→ What you are asked to do:
Rewrite the lines below as a numbered list, skipping any blank lines. Leave out the pictures.

(Labeled region lines)

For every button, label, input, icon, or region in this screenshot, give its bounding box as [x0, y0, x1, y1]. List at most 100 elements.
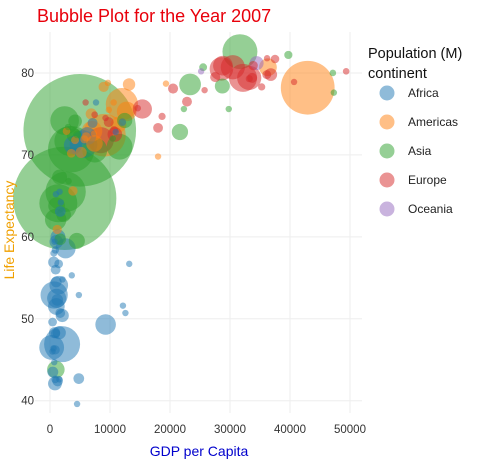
bubble-asia [179, 73, 201, 96]
chart-title: Bubble Plot for the Year 2007 [37, 6, 271, 26]
bubble-africa [50, 276, 62, 288]
bubble-europe [262, 70, 272, 80]
legend-label: Africa [408, 86, 439, 100]
bubble-americas [162, 80, 170, 87]
bubble-africa [112, 128, 119, 136]
bubble-europe [182, 96, 192, 107]
bubble-europe [134, 104, 142, 112]
bubble-asia [214, 78, 230, 94]
bubble-europe [82, 99, 89, 106]
y-tick-label: 40 [21, 396, 34, 408]
bubble-oceania [197, 68, 205, 75]
bubble-africa [92, 99, 100, 106]
bubble-americas [86, 135, 103, 152]
bubble-americas [280, 60, 335, 115]
bubble-europe [213, 55, 233, 76]
bubble-americas [68, 186, 78, 196]
y-axis-ticks: 40 50 60 70 80 [21, 68, 34, 408]
bubble-asia [330, 89, 338, 96]
bubble-europe [258, 83, 266, 91]
bubble-americas [122, 78, 136, 91]
x-tick-label: 50000 [334, 424, 366, 436]
bubble-asia [225, 105, 232, 113]
bubble-asia [284, 50, 293, 60]
bubble-europe [91, 111, 99, 119]
bubble-africa [126, 260, 133, 268]
bubble-africa [59, 276, 66, 283]
legend-label: Asia [408, 144, 432, 158]
bubble-americas [80, 135, 89, 144]
y-axis-title: Life Expectancy [1, 181, 17, 280]
y-tick-label: 70 [21, 150, 34, 162]
bubble-asia [50, 106, 79, 135]
bubble-europe [263, 55, 271, 62]
bubble-americas [105, 106, 113, 114]
bubble-americas [75, 146, 87, 159]
legend-swatch [379, 114, 395, 130]
bubble-asia [109, 135, 116, 142]
bubble-asia [73, 130, 81, 139]
bubble-asia [329, 69, 337, 77]
x-tick-label: 20000 [154, 424, 186, 436]
legend-swatch [379, 143, 395, 159]
x-axis-ticks: 0 10000 20000 30000 40000 50000 [47, 424, 366, 436]
bubble-africa [68, 272, 75, 279]
bubble-africa [73, 400, 81, 408]
bubble-asia [65, 177, 72, 185]
bubble-africa [56, 188, 63, 195]
bubble-africa [73, 373, 85, 384]
bubble-asia [180, 105, 188, 113]
x-tick-label: 0 [47, 424, 53, 436]
bubble-europe [248, 60, 258, 71]
bubble-africa [87, 117, 98, 128]
bubble-africa [50, 249, 58, 257]
x-axis-title: GDP per Capita [150, 443, 249, 459]
bubble-africa [122, 309, 129, 317]
bubble-europe [210, 71, 221, 83]
legend-swatch [379, 85, 395, 101]
bubble-asia [171, 123, 189, 141]
bubble-americas [90, 130, 98, 137]
bubble-americas [110, 99, 117, 106]
legend-item-asia: Asia [379, 143, 432, 159]
legend: Population (M) continent AfricaAmericasA… [368, 46, 462, 217]
y-tick-label: 50 [21, 314, 34, 326]
legend-title-line1: Population (M) [368, 46, 462, 62]
bubble-americas [104, 79, 112, 87]
bubble-asia [64, 123, 72, 131]
legend-items: Africa Americas Asia Europe Oceania [379, 85, 458, 217]
bubble-africa [54, 259, 64, 269]
bubble-asia [68, 114, 82, 129]
bubble-europe [168, 83, 179, 94]
bubble-africa [48, 317, 57, 327]
bubbles [13, 34, 350, 408]
bubble-europe [102, 114, 109, 122]
bubble-africa [51, 359, 58, 366]
x-tick-label: 40000 [274, 424, 306, 436]
bubble-africa [50, 328, 61, 339]
bubble-africa [56, 376, 63, 383]
legend-label: Europe [408, 173, 447, 187]
bubble-europe [290, 78, 298, 86]
bubble-africa [57, 199, 65, 206]
bubble-europe [201, 86, 208, 94]
bubble-africa [75, 291, 83, 299]
y-tick-label: 60 [21, 232, 34, 244]
bubble-europe [270, 54, 280, 64]
bubble-europe [132, 99, 152, 119]
bubble-africa [118, 118, 127, 126]
bubble-europe [245, 75, 253, 83]
bubble-europe [153, 122, 163, 133]
legend-label: Americas [408, 115, 458, 129]
bubble-africa [55, 308, 66, 318]
legend-item-americas: Americas [379, 114, 458, 130]
legend-item-oceania: Oceania [379, 201, 453, 217]
bubble-africa [50, 345, 57, 352]
legend-title-line2: continent [368, 66, 427, 82]
bubble-africa [119, 302, 127, 309]
bubble-americas [52, 224, 62, 235]
bubble-asia [68, 232, 85, 249]
bubble-africa [51, 238, 58, 245]
bubble-europe [158, 112, 166, 120]
x-tick-label: 30000 [214, 424, 246, 436]
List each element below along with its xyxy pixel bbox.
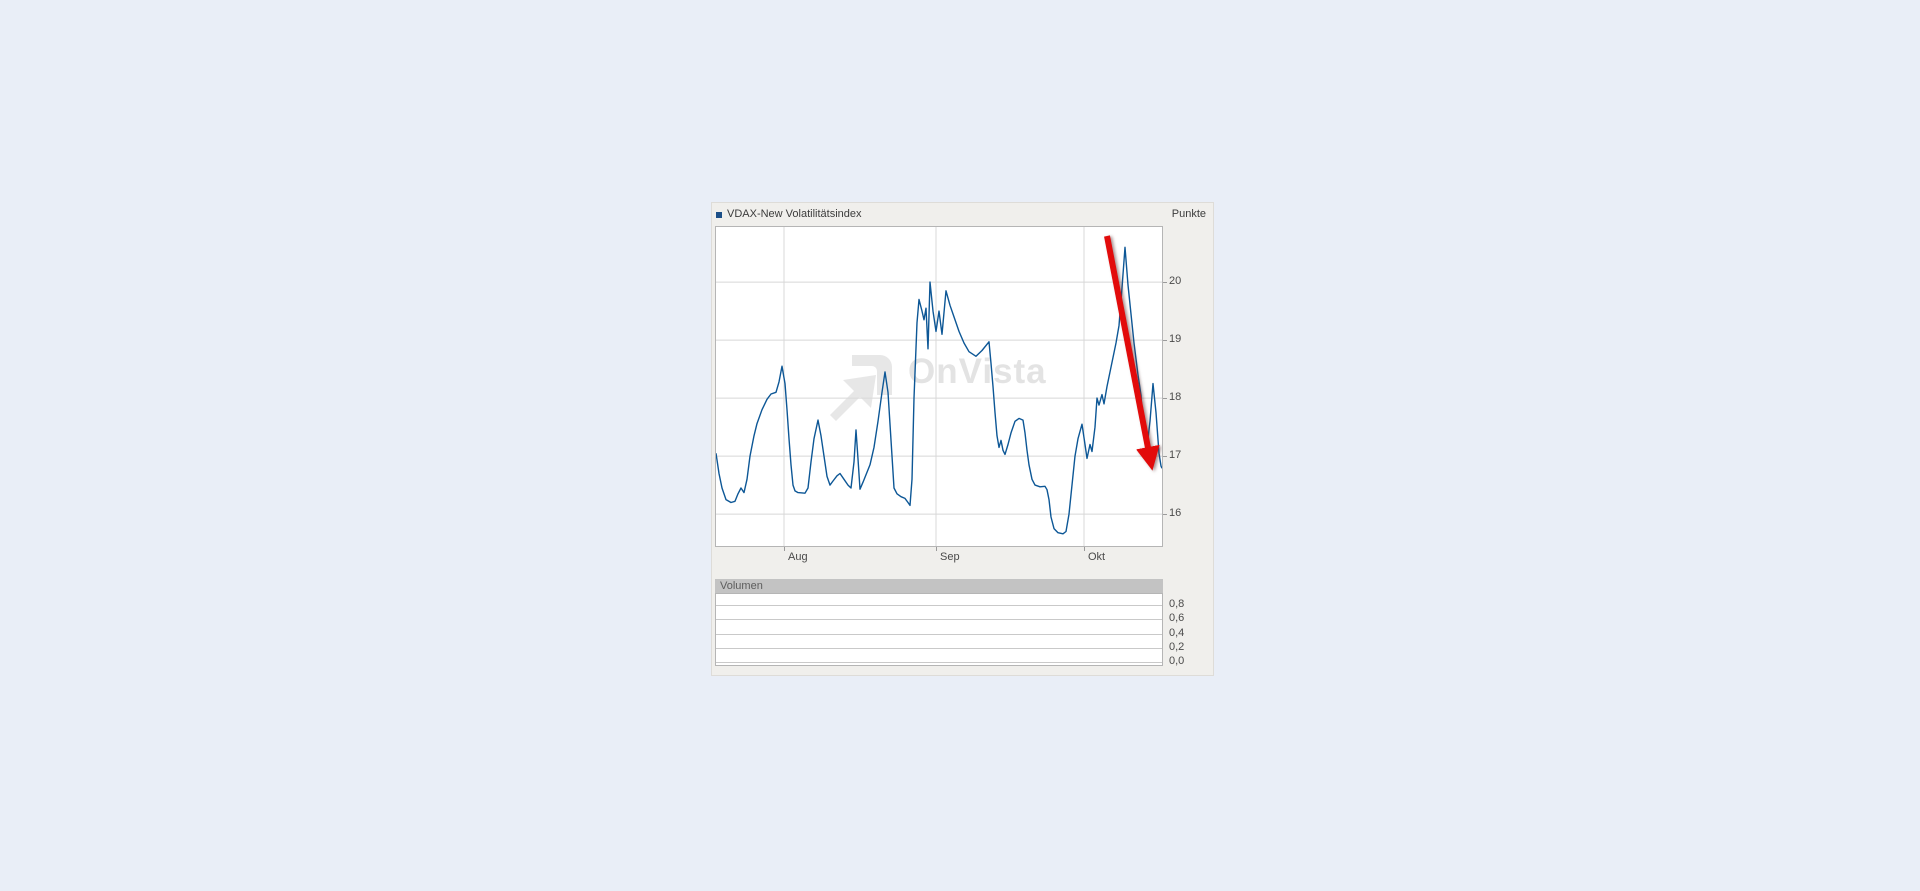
volume-plot-area <box>715 593 1163 666</box>
volume-tick-label: 0,8 <box>1169 598 1185 610</box>
volume-tick-label: 0,6 <box>1169 612 1185 624</box>
series-bullet-icon <box>716 211 722 218</box>
y-tick-mark <box>1163 340 1167 341</box>
y-tick-mark <box>1163 514 1167 515</box>
volume-gridline <box>716 619 1162 620</box>
chart-header: VDAX-New Volatilitätsindex Punkte <box>715 206 1206 222</box>
y-tick-label: 20 <box>1169 275 1182 287</box>
y-tick-mark <box>1163 398 1167 399</box>
y-axis-unit-label: Punkte <box>1171 208 1206 220</box>
y-tick-label: 17 <box>1169 449 1182 461</box>
volume-tick-label: 0,4 <box>1169 627 1185 639</box>
volume-gridline <box>716 605 1162 606</box>
volume-gridline <box>716 648 1162 649</box>
price-line <box>716 246 1162 535</box>
x-tick-label: Sep <box>940 551 960 563</box>
price-chart-svg <box>716 227 1162 546</box>
volume-tick-label: 0,2 <box>1169 641 1185 653</box>
x-tick-label: Okt <box>1088 551 1106 563</box>
volume-section: Volumen <box>715 579 1165 666</box>
chart-title: VDAX-New Volatilitätsindex <box>727 208 862 220</box>
y-tick-label: 19 <box>1169 333 1182 345</box>
volume-tick-label: 0,0 <box>1169 655 1185 667</box>
x-tick-mark <box>1084 547 1085 551</box>
red-trend-arrow <box>1104 235 1160 471</box>
y-tick-label: 18 <box>1169 391 1182 403</box>
x-tick-label: Aug <box>788 551 808 563</box>
y-tick-mark <box>1163 282 1167 283</box>
chart-panel: VDAX-New Volatilitätsindex Punkte OnVist… <box>711 202 1214 676</box>
price-plot-area: OnVista <box>715 226 1163 547</box>
volume-header: Volumen <box>715 579 1163 593</box>
volume-gridline <box>716 634 1162 635</box>
x-tick-mark <box>936 547 937 551</box>
y-tick-label: 16 <box>1169 507 1182 519</box>
y-tick-mark <box>1163 456 1167 457</box>
x-tick-mark <box>784 547 785 551</box>
volume-gridline <box>716 662 1162 663</box>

→ Result:
1. For every button, label, input, icon, or region in this screenshot, give its bounding box as [x0, y0, x1, y1]. List at most 100 elements.
2. bubble-asia [179, 73, 201, 96]
3. chart-title: Bubble Plot for the Year 2007 [37, 6, 271, 26]
4. bubble-africa [50, 276, 62, 288]
5. bubble-europe [262, 70, 272, 80]
6. legend-label: Africa [408, 86, 439, 100]
7. bubble-americas [162, 80, 170, 87]
8. bubble-africa [112, 128, 119, 136]
9. bubble-europe [182, 96, 192, 107]
10. bubble-europe [134, 104, 142, 112]
11. bubble-asia [214, 78, 230, 94]
12. bubble-europe [82, 99, 89, 106]
13. y-tick-label: 40 [21, 396, 34, 408]
14. bubble-oceania [197, 68, 205, 75]
15. bubble-africa [92, 99, 100, 106]
16. bubble-americas [86, 135, 103, 152]
17. bubble-americas [280, 60, 335, 115]
18. bubble-europe [213, 55, 233, 76]
19. bubble-americas [68, 186, 78, 196]
20. y-axis-ticks: 40 50 60 70 80 [21, 68, 34, 408]
21. bubble-asia [330, 89, 338, 96]
22. bubble-europe [258, 83, 266, 91]
23. bubble-americas [122, 78, 136, 91]
24. x-tick-label: 50000 [334, 424, 366, 436]
25. bubble-asia [225, 105, 232, 113]
26. bubble-asia [284, 50, 293, 60]
27. bubble-europe [91, 111, 99, 119]
28. bubble-africa [126, 260, 133, 268]
29. bubble-africa [59, 276, 66, 283]
30. legend-label: Asia [408, 144, 432, 158]
31. bubble-americas [80, 135, 89, 144]
32. y-axis-title: Life Expectancy [1, 181, 17, 280]
33. y-tick-label: 70 [21, 150, 34, 162]
34. bubble-asia [50, 106, 79, 135]
35. bubble-europe [263, 55, 271, 62]
36. bubble-americas [105, 106, 113, 114]
37. bubble-americas [75, 146, 87, 159]
38. legend-swatch [379, 114, 395, 130]
39. bubble-asia [109, 135, 116, 142]
40. bubble-asia [73, 130, 81, 139]
41. bubble-asia [329, 69, 337, 77]
42. x-tick-label: 20000 [154, 424, 186, 436]
43. legend-swatch [379, 143, 395, 159]
44. x-axis-ticks: 0 10000 20000 30000 40000 50000 [47, 424, 366, 436]
45. bubble-africa [68, 272, 75, 279]
46. bubble-africa [73, 400, 81, 408]
47. bubble-asia [65, 177, 72, 185]
48. bubble-africa [56, 188, 63, 195]
49. bubble-africa [73, 373, 85, 384]
50. bubble-asia [180, 105, 188, 113]
51. x-tick-label: 0 [47, 424, 53, 436]
52. bubble-europe [248, 60, 258, 71]
53. bubble-africa [87, 117, 98, 128]
54. bubble-africa [50, 249, 58, 257]
55. x-axis-title: GDP per Capita [150, 443, 249, 459]
56. bubble-africa [122, 309, 129, 317]
57. bubble-europe [210, 71, 221, 83]
58. legend-swatch [379, 85, 395, 101]
59. bubble-asia [171, 123, 189, 141]
60. bubble-americas [90, 130, 98, 137]
61. bubble-americas [110, 99, 117, 106]
62. legend-item-asia: Asia [379, 143, 432, 159]
63. legend: Population (M) continent AfricaAmericasA… [368, 46, 462, 217]
64. y-tick-label: 50 [21, 314, 34, 326]
65. legend-title-line1: Population (M) [368, 46, 462, 62]
66. bubble-americas [104, 79, 112, 87]
67. bubble-asia [64, 123, 72, 131]
68. legend-items: Africa Americas Asia Europe Oceania [379, 85, 458, 217]
69. bubble-africa [54, 259, 64, 269]
70. bubble-asia [68, 114, 82, 129]
71. bubble-europe [168, 83, 179, 94]
72. bubble-africa [48, 317, 57, 327]
73. bubbles [13, 34, 350, 408]
74. bubble-europe [102, 114, 109, 122]
75. bubble-africa [51, 359, 58, 366]
76. x-tick-label: 40000 [274, 424, 306, 436]
77. bubble-africa [50, 328, 61, 339]
78. bubble-africa [56, 376, 63, 383]
79. legend-label: Europe [408, 173, 447, 187]
80. bubble-europe [290, 78, 298, 86]
81. bubble-africa [57, 199, 65, 206]
82. bubble-europe [201, 86, 208, 94]
83. bubble-africa [75, 291, 83, 299]
84. y-tick-label: 60 [21, 232, 34, 244]
85. bubble-europe [270, 54, 280, 64]
86. bubble-europe [132, 99, 152, 119]
87. bubble-africa [118, 118, 127, 126]
88. bubble-europe [245, 75, 253, 83]
89. bubble-europe [153, 122, 163, 133]
90. legend-label: Americas [408, 115, 458, 129]
91. bubble-africa [55, 308, 66, 318]
92. legend-item-americas: Americas [379, 114, 458, 130]
93. legend-item-oceania: Oceania [379, 201, 453, 217]
94. bubble-africa [50, 345, 57, 352]
95. legend-title-line2: continent [368, 66, 427, 82]
96. bubble-africa [119, 302, 127, 309]
97. bubble-americas [52, 224, 62, 235]
98. bubble-asia [68, 232, 85, 249]
99. bubble-africa [51, 238, 58, 245]
100. bubble-europe [158, 112, 166, 120]
101. x-tick-label: 30000 [214, 424, 246, 436]
102. List each element below along with its xyxy pixel bbox.
103. volume-plot-area <box>715 593 1163 666</box>
104. volume-tick-label: 0,8 <box>1169 598 1185 610</box>
105. volume-tick-label: 0,6 <box>1169 612 1185 624</box>
106. series-bullet-icon <box>716 211 722 218</box>
107. y-tick-mark <box>1163 340 1167 341</box>
108. y-tick-mark <box>1163 514 1167 515</box>
109. volume-gridline <box>716 619 1162 620</box>
110. chart-header: VDAX-New Volatilitätsindex Punkte <box>715 206 1206 222</box>
111. y-tick-label: 20 <box>1169 275 1182 287</box>
112. y-tick-mark <box>1163 398 1167 399</box>
113. y-axis-unit-label: Punkte <box>1171 208 1206 220</box>
114. y-tick-label: 17 <box>1169 449 1182 461</box>
115. volume-tick-label: 0,4 <box>1169 627 1185 639</box>
116. volume-gridline <box>716 605 1162 606</box>
117. volume-gridline <box>716 648 1162 649</box>
118. price-line <box>716 246 1162 535</box>
119. x-tick-label: Sep <box>940 551 960 563</box>
120. price-chart-svg <box>716 227 1162 546</box>
121. volume-tick-label: 0,2 <box>1169 641 1185 653</box>
122. x-tick-label: Okt <box>1088 551 1106 563</box>
123. volume-section: Volumen <box>715 579 1165 666</box>
124. chart-title: VDAX-New Volatilitätsindex <box>727 208 862 220</box>
125. y-tick-label: 19 <box>1169 333 1182 345</box>
126. volume-tick-label: 0,0 <box>1169 655 1185 667</box>
127. x-tick-mark <box>1084 547 1085 551</box>
128. red-trend-arrow <box>1104 235 1160 471</box>
129. y-tick-label: 18 <box>1169 391 1182 403</box>
130. x-tick-label: Aug <box>788 551 808 563</box>
131. y-tick-mark <box>1163 282 1167 283</box>
132. chart-panel: VDAX-New Volatilitätsindex Punkte OnVist… <box>711 202 1214 676</box>
133. price-plot-area: OnVista <box>715 226 1163 547</box>
134. volume-header: Volumen <box>715 579 1163 593</box>
135. volume-gridline <box>716 634 1162 635</box>
136. x-tick-mark <box>936 547 937 551</box>
137. y-tick-label: 16 <box>1169 507 1182 519</box>
138. y-tick-mark <box>1163 456 1167 457</box>
139. x-tick-mark <box>784 547 785 551</box>
140. volume-gridline <box>716 662 1162 663</box>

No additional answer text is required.